PROBLEM TO WORK ON: Take every line from the listing below that includes "máscara" and copy it.

>> START TASK DATA

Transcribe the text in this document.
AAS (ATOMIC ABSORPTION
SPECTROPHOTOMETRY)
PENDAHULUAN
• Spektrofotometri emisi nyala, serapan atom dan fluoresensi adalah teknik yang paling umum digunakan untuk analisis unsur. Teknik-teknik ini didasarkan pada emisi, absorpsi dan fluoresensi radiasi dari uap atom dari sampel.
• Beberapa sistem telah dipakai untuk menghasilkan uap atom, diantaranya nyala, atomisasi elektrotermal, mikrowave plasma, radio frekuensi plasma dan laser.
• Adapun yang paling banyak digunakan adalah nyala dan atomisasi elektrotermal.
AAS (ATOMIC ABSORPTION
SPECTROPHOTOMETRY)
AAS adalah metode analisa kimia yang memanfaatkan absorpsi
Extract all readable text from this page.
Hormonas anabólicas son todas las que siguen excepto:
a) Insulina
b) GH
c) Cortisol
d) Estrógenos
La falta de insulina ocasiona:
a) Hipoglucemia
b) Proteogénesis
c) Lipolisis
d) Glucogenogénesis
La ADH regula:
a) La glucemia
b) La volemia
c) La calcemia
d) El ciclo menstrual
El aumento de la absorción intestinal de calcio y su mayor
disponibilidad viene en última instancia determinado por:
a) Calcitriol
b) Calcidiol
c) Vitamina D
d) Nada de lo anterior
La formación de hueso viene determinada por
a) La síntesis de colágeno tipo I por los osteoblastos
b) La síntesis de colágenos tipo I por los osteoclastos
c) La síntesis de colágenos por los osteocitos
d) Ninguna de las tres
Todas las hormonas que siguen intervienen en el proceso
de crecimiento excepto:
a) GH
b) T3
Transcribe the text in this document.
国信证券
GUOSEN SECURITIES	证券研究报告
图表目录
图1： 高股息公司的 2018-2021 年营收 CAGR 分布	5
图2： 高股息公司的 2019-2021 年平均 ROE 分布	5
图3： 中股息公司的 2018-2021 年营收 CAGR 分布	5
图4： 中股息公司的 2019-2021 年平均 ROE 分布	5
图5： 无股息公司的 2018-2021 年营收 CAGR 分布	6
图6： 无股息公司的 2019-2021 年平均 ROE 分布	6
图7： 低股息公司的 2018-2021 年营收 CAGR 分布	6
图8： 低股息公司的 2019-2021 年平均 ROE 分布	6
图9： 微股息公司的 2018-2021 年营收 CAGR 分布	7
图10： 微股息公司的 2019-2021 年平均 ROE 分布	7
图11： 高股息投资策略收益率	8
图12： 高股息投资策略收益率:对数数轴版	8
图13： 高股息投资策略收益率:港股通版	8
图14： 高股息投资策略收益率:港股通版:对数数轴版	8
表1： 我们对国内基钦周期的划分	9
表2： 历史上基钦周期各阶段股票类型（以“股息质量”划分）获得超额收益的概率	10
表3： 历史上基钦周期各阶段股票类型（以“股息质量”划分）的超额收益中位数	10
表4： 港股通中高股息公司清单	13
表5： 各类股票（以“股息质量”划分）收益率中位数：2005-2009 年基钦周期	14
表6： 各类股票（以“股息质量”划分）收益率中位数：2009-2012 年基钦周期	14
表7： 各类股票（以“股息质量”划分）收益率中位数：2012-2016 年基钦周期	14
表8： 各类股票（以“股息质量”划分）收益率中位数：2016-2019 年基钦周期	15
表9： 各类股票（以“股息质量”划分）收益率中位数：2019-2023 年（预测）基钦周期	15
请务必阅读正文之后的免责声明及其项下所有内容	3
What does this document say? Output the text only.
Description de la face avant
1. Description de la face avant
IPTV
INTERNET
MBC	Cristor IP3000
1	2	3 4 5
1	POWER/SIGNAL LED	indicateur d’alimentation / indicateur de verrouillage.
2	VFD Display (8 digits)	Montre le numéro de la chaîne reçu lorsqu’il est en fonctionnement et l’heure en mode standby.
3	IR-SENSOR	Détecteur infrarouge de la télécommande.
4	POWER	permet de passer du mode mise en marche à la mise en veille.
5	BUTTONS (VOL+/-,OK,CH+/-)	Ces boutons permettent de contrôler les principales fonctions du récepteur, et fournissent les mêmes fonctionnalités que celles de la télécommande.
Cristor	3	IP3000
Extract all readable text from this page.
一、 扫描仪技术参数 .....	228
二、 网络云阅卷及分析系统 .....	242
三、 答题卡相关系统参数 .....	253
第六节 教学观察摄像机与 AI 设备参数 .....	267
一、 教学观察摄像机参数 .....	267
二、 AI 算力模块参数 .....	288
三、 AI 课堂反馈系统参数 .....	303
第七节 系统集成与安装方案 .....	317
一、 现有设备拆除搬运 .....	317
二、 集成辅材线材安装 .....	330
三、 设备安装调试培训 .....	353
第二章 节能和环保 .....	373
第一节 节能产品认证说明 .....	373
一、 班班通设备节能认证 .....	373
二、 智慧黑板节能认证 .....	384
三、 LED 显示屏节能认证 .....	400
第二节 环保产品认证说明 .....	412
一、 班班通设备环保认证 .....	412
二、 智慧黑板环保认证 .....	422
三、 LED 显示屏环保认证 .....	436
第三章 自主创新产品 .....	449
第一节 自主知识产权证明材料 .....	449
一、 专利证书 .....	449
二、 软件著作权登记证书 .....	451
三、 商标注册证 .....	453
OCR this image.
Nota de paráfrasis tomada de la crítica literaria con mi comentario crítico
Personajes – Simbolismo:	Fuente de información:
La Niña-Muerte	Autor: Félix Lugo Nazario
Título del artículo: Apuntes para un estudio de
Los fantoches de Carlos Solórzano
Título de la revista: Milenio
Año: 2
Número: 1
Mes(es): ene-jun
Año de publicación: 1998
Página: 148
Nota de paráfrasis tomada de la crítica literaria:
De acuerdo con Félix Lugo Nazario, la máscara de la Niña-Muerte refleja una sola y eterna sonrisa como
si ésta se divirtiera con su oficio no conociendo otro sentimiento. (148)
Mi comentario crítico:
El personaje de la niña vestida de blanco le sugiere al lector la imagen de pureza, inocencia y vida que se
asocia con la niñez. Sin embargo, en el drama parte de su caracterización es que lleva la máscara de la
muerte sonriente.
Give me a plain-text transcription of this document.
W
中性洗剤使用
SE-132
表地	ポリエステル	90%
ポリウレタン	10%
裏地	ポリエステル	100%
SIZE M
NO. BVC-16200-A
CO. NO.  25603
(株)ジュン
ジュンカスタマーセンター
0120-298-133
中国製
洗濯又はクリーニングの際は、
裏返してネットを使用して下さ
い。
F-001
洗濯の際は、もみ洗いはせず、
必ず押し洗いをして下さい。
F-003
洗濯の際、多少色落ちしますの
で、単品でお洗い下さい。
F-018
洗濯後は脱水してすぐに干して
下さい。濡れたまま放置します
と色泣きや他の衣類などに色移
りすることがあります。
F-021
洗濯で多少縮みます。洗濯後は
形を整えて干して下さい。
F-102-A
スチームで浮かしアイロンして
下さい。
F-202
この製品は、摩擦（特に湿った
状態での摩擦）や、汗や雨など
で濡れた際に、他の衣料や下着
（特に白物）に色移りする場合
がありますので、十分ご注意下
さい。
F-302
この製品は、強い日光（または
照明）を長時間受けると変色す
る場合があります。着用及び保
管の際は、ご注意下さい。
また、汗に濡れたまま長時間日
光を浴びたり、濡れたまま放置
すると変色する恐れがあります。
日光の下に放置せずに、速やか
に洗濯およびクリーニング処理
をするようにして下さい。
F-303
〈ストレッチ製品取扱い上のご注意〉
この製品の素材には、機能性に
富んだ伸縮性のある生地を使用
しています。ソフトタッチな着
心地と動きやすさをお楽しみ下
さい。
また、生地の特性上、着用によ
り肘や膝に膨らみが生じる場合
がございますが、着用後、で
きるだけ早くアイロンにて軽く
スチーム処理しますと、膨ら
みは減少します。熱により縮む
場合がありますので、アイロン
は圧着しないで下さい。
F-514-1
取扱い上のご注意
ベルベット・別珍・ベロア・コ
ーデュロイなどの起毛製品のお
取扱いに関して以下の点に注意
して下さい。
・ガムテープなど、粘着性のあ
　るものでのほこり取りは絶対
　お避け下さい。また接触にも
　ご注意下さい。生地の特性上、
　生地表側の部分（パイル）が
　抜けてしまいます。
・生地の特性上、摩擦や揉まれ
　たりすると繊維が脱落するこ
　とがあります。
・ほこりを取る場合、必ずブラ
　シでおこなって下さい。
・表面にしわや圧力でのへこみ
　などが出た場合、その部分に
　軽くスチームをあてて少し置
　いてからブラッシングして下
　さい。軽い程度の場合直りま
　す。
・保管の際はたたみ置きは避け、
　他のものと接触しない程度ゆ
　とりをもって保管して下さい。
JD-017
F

>> END TASK DATA

WORKED ANSWER:
De acuerdo con Félix Lugo Nazario, la máscara de la Niña-Muerte refleja una sola y eterna sonrisa como
asocia con la niñez. Sin embargo, en el drama parte de su caracterización es que lleva la máscara de la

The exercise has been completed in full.